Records
____________
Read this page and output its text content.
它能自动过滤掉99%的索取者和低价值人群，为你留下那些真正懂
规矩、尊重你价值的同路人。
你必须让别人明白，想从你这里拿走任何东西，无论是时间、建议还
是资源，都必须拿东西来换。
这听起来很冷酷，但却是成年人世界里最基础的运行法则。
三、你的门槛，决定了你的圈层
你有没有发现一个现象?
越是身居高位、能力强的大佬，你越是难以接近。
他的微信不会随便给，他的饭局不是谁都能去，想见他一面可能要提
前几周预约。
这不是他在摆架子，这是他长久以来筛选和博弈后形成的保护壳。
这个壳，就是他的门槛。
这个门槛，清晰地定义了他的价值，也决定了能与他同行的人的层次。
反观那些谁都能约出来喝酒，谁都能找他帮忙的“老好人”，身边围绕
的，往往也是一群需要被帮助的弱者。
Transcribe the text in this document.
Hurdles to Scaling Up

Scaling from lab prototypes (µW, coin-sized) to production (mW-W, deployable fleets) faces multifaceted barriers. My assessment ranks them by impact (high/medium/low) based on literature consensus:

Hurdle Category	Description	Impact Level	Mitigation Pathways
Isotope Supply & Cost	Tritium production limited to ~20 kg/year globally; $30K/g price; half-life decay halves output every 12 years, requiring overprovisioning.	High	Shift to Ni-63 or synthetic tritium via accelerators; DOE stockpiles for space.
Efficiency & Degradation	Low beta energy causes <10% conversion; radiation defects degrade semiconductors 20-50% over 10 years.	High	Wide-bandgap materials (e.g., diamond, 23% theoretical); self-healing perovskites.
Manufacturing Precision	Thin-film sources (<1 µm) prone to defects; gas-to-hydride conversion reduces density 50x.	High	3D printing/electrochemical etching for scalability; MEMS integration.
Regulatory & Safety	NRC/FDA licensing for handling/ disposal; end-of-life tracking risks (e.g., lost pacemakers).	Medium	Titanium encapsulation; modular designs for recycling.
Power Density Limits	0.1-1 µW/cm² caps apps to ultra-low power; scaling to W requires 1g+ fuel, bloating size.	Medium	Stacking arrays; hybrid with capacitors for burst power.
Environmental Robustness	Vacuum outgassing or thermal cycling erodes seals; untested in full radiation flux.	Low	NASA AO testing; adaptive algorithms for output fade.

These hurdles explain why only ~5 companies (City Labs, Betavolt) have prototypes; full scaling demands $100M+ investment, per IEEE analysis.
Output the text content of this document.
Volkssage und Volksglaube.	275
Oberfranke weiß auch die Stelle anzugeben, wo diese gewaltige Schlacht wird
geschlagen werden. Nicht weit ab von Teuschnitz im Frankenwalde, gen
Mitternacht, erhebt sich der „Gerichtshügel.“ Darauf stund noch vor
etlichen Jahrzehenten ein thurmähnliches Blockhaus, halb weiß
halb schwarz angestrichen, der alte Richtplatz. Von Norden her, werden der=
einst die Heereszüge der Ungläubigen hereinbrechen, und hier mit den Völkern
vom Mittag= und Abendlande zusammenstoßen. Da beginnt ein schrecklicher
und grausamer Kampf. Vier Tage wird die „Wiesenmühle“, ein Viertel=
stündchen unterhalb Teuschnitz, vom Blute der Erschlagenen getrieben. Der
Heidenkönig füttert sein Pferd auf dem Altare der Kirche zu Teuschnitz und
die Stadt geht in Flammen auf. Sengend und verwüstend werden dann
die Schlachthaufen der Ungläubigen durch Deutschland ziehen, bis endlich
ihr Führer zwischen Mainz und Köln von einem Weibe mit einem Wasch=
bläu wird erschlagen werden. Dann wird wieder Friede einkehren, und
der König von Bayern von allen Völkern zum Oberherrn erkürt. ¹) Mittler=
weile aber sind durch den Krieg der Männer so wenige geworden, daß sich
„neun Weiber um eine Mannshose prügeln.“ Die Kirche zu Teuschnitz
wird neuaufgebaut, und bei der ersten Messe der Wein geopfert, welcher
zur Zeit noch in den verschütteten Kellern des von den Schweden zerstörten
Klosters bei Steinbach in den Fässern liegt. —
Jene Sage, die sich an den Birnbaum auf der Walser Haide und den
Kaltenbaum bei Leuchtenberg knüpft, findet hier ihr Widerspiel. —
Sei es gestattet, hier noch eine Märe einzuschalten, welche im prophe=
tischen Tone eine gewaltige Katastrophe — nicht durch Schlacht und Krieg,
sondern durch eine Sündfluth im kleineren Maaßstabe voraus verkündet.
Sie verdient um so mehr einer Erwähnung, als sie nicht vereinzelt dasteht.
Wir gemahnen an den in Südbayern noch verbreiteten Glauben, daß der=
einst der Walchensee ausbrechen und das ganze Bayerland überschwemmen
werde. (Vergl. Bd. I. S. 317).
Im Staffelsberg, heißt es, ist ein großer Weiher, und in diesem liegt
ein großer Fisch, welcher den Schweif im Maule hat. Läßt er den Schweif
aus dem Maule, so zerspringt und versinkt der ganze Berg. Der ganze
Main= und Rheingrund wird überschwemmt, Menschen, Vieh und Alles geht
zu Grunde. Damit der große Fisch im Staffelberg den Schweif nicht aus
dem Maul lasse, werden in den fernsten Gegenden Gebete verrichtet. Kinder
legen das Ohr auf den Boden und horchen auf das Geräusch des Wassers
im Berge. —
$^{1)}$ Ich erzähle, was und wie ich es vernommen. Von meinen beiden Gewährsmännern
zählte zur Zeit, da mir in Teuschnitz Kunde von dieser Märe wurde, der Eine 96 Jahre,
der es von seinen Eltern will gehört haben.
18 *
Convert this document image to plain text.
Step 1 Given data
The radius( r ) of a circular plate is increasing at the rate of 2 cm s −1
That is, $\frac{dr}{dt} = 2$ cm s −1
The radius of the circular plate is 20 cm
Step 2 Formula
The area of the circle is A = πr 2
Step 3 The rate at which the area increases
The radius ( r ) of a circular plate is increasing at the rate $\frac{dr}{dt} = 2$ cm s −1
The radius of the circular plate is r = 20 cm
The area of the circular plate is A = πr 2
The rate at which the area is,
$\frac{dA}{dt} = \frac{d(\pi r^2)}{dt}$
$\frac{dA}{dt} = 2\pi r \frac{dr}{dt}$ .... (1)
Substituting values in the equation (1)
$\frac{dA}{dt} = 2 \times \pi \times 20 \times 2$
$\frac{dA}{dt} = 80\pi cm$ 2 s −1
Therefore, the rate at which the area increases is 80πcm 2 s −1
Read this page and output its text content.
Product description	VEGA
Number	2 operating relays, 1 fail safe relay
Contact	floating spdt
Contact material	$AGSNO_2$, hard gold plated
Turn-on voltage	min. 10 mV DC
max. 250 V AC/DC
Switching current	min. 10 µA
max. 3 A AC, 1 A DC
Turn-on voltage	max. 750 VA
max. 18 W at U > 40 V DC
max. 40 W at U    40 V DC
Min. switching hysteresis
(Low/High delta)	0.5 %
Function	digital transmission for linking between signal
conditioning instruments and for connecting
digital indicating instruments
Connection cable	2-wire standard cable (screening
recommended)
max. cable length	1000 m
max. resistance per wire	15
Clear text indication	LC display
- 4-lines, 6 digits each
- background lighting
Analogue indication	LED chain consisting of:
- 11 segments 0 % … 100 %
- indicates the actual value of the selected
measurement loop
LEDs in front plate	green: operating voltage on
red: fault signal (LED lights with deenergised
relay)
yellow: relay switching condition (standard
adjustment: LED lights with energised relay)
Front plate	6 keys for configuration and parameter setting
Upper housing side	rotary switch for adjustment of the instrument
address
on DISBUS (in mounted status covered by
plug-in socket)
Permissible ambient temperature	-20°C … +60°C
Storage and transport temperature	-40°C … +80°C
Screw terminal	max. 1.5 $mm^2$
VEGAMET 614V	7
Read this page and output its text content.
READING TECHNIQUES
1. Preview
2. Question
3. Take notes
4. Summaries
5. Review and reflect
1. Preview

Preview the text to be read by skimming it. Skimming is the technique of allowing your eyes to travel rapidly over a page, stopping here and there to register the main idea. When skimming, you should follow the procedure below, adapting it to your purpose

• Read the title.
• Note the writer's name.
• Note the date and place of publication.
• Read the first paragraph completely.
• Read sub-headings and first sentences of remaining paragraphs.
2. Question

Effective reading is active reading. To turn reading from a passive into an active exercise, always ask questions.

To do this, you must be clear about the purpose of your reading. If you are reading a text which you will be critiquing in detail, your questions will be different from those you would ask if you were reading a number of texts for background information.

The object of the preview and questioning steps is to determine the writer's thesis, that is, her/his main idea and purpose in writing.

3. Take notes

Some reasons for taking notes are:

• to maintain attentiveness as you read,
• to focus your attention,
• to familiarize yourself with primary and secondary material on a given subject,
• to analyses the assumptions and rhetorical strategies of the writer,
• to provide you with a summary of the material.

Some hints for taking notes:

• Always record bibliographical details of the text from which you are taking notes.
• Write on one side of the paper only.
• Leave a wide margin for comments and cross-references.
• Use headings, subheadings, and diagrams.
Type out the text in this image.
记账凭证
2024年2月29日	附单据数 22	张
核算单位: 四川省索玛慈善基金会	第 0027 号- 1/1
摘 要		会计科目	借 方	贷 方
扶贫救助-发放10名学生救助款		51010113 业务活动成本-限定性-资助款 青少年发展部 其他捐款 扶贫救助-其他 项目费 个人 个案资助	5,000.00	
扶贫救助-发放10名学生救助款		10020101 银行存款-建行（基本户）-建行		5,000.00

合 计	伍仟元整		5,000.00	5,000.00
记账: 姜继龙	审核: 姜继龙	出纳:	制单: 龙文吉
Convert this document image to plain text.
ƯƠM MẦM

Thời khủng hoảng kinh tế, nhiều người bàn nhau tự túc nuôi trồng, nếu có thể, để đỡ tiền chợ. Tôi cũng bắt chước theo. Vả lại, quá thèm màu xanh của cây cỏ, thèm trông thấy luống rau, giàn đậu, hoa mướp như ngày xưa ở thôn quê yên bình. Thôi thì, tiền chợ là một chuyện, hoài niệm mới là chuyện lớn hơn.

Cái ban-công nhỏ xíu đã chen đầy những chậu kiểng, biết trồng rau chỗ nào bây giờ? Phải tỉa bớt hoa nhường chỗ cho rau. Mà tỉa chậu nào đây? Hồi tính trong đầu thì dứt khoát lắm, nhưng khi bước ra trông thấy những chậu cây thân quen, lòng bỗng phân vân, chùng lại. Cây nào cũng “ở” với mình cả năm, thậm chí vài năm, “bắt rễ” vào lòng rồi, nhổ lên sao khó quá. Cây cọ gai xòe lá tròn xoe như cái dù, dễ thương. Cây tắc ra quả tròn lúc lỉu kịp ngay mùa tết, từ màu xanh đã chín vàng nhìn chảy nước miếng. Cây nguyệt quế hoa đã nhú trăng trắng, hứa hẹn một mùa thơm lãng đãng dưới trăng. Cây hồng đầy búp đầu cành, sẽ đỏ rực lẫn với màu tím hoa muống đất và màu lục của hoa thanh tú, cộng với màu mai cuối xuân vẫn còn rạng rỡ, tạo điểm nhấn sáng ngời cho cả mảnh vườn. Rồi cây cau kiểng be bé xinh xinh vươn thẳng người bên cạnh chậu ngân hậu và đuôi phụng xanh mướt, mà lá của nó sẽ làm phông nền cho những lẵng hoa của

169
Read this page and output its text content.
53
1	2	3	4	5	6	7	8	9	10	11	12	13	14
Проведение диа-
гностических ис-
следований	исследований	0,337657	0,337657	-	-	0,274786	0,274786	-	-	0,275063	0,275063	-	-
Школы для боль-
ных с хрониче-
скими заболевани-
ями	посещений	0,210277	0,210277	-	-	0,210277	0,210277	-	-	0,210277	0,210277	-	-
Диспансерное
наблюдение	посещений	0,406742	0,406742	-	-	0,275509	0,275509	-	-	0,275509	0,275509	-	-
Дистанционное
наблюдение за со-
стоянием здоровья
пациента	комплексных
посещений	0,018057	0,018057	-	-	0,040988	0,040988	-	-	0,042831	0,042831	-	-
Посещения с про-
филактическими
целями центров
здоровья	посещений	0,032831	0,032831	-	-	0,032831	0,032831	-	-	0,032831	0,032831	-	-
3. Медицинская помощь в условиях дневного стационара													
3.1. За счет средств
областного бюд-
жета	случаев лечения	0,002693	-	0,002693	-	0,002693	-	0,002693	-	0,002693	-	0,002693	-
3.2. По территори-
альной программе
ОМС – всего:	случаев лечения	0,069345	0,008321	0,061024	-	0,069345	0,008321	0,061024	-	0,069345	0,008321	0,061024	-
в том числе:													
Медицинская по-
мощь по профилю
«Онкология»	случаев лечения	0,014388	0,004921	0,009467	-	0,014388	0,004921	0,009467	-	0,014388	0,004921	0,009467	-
____________
- **EXERCISE GOAL**
Scan the material above. Return every line containing the string "ganze".

- **THE RESPONSE**
einst der Walchensee ausbrechen und das ganze Bayerland überschwemmen
aus dem Maule, so zerspringt und versinkt der ganze Berg. Der ganze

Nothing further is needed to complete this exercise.